• EXERCISE BRIEF
Leave out any pictures and transcribe all other data below exactly.

Lines of data:
######

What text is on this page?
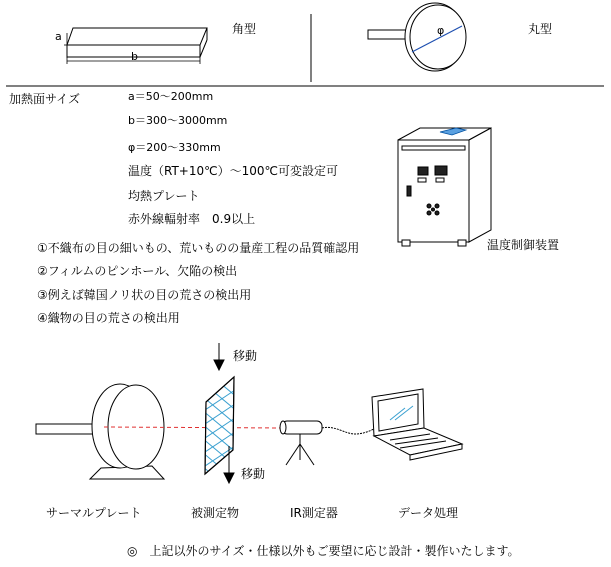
a
b
角型	φ	丸型
加熱面サイズ	a＝50～200mm
b＝300～3000mm
φ＝200～330mm
温度（RT+10℃）～100℃可変設定可
均熱プレート
赤外線輻射率　0.9以上
温度制御装置
①不織布の目の細いもの、荒いものの量産工程の品質確認用
②フィルムのピンホール、欠陥の検出
③例えば韓国ノリ状の目の荒さの検出用
④織物の目の荒さの検出用
移動
移動
サーマルプレート	被測定物	IR測定器	データ処理
◎　上記以外のサイズ・仕様以外もご要望に応じ設計・製作いたします。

######

• RESULT OF THE TASK
What text is on this page?
a
b
角型	φ	丸型
加熱面サイズ	a＝50～200mm
b＝300～3000mm
φ＝200～330mm
温度（RT+10℃）～100℃可変設定可
均熱プレート
赤外線輻射率　0.9以上
温度制御装置
①不織布の目の細いもの、荒いものの量産工程の品質確認用
②フィルムのピンホール、欠陥の検出
③例えば韓国ノリ状の目の荒さの検出用
④織物の目の荒さの検出用
移動
移動
サーマルプレート	被測定物	IR測定器	データ処理
◎　上記以外のサイズ・仕様以外もご要望に応じ設計・製作いたします。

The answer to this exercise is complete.